WHAT TO DO: Scan each line of the records for the word "xlabel" and extract the ones that have it.

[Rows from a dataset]

* begin *

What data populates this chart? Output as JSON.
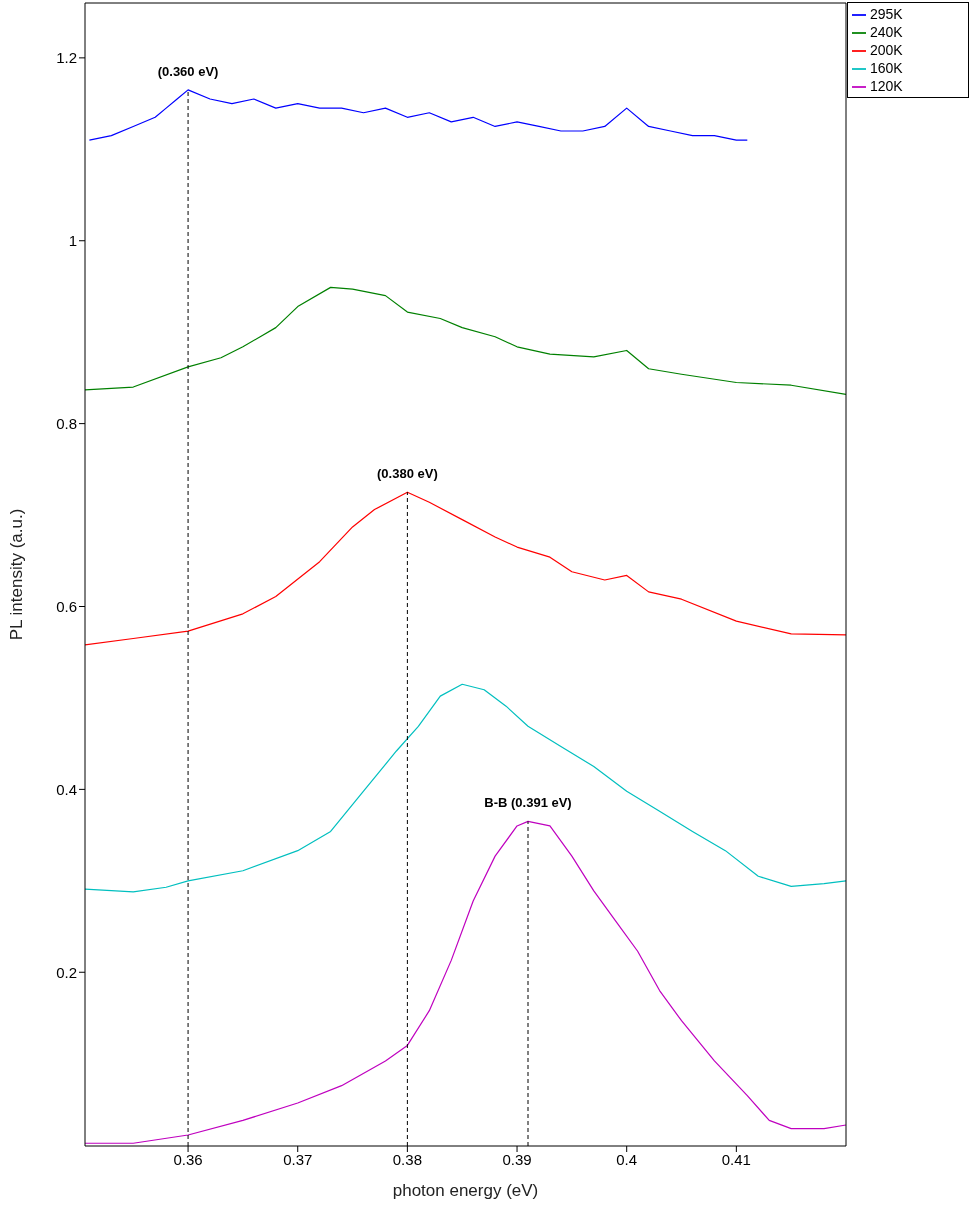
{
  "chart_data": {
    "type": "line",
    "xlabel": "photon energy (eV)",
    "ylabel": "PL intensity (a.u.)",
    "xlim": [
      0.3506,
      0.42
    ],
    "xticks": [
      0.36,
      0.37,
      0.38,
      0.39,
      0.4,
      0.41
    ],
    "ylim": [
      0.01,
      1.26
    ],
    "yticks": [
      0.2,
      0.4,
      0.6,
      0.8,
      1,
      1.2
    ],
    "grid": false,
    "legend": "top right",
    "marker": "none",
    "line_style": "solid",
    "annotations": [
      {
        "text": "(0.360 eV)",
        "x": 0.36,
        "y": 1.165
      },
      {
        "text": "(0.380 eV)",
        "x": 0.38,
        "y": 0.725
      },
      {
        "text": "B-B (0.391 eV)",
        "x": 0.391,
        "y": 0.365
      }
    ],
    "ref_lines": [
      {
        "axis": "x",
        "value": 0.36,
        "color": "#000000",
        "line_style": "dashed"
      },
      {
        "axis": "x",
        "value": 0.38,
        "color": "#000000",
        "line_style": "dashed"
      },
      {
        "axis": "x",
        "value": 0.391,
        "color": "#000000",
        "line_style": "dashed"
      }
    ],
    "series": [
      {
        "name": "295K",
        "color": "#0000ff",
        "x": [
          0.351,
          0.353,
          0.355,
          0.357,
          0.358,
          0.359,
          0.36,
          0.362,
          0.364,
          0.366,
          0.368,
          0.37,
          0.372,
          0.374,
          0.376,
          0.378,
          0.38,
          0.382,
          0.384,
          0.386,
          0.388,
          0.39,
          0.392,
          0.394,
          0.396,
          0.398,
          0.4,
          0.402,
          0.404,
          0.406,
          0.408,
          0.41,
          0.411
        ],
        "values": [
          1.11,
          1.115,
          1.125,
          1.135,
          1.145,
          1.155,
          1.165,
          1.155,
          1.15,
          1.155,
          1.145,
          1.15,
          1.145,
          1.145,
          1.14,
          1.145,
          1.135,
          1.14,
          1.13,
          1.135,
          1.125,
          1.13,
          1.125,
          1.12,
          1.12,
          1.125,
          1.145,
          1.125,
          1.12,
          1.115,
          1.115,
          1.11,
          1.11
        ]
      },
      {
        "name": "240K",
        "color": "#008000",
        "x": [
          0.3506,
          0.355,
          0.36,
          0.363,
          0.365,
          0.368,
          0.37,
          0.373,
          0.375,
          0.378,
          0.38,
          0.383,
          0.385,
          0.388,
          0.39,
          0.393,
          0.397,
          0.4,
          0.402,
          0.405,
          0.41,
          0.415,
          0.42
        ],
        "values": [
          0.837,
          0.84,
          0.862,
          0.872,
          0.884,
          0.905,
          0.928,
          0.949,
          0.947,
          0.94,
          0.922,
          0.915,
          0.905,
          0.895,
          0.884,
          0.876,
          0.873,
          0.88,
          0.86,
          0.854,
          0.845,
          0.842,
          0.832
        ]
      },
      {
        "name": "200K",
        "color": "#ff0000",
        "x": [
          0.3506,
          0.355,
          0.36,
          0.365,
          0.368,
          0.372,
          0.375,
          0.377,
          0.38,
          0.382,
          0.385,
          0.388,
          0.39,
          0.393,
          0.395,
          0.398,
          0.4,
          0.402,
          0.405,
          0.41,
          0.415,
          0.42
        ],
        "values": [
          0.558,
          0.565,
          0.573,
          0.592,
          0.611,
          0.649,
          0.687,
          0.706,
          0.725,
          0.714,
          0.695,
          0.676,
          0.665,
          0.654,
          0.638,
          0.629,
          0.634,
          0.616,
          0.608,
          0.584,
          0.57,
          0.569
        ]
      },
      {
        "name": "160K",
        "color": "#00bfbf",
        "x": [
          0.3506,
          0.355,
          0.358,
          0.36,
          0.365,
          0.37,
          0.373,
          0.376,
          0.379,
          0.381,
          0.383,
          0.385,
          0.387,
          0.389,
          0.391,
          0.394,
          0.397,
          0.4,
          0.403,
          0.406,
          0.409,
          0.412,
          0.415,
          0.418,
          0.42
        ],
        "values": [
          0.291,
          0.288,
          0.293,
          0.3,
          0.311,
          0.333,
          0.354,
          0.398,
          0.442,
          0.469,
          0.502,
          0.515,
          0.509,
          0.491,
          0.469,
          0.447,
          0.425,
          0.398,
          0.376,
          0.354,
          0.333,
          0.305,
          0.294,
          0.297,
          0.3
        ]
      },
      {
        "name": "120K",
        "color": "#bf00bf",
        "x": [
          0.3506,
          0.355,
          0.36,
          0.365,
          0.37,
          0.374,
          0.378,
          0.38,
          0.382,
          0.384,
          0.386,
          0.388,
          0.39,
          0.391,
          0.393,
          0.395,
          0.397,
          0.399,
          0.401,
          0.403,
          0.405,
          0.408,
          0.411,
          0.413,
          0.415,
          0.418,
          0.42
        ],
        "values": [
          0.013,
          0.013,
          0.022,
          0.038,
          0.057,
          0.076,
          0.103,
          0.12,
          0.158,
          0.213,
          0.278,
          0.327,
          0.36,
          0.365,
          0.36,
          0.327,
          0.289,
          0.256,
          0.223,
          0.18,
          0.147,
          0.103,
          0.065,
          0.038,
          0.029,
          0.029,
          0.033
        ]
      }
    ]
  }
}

* end *
* begin *

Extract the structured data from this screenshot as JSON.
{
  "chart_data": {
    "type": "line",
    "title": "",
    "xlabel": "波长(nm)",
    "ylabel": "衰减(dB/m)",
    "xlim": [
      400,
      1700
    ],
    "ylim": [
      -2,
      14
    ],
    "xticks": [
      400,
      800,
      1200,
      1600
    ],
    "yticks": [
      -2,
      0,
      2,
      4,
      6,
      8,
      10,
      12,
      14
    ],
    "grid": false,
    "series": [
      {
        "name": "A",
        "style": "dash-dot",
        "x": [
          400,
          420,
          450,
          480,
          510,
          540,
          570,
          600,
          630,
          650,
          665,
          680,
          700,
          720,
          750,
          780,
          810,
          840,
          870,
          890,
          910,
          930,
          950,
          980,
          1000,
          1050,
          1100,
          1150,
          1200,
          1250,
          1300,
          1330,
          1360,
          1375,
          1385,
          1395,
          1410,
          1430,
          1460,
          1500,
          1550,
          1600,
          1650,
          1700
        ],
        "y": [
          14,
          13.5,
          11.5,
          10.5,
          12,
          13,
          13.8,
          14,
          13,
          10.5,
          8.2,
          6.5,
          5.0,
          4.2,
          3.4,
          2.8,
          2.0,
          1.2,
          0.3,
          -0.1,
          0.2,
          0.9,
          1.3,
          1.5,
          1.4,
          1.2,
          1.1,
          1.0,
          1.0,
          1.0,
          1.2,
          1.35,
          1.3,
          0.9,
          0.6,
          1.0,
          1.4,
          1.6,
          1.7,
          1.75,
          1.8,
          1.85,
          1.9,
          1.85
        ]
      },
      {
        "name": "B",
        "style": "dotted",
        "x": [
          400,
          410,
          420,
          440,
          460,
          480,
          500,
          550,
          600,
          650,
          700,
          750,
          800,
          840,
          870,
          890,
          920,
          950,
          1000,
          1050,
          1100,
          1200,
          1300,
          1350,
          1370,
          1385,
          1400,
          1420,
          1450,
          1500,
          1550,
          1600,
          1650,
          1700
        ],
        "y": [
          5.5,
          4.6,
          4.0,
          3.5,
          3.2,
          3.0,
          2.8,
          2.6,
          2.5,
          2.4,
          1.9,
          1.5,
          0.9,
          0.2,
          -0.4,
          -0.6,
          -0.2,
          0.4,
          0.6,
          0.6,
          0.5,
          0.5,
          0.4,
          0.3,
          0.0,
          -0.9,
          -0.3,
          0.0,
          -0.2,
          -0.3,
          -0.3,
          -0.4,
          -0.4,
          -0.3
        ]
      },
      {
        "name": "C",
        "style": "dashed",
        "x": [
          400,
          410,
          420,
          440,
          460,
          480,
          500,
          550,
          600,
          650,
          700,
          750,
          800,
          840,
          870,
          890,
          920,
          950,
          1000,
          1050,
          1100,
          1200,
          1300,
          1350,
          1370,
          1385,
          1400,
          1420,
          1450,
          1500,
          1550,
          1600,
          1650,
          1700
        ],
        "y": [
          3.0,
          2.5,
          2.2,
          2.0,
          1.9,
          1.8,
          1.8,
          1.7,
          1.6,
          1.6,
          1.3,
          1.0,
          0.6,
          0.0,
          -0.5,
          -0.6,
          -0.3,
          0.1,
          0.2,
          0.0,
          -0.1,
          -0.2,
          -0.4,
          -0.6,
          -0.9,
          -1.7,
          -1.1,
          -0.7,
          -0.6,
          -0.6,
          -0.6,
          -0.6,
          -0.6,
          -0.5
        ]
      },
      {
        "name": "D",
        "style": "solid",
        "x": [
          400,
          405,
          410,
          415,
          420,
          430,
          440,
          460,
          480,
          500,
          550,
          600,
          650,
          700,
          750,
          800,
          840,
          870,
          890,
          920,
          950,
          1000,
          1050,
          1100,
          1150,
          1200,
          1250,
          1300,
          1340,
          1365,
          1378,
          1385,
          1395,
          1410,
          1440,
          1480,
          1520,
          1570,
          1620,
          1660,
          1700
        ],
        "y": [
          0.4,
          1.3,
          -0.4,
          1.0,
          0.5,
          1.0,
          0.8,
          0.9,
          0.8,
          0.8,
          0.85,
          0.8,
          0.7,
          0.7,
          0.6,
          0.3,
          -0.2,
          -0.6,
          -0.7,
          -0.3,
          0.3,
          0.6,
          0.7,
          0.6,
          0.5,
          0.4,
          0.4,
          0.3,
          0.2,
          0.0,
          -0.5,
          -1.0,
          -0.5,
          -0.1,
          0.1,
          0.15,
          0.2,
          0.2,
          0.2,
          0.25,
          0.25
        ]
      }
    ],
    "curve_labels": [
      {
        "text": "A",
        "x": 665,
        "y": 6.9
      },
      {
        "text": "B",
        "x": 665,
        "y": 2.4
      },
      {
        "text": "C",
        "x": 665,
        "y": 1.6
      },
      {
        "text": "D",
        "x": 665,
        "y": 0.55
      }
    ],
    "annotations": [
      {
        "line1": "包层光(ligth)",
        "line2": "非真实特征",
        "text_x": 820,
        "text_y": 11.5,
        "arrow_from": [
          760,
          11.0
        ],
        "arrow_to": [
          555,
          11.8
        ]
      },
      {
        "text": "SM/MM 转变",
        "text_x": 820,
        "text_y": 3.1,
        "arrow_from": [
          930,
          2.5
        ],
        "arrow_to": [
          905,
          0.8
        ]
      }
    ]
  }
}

* end *

COMPLETE ANSWER:
    "xlabel": "photon energy (eV)",
    "xlabel": "波长(nm)",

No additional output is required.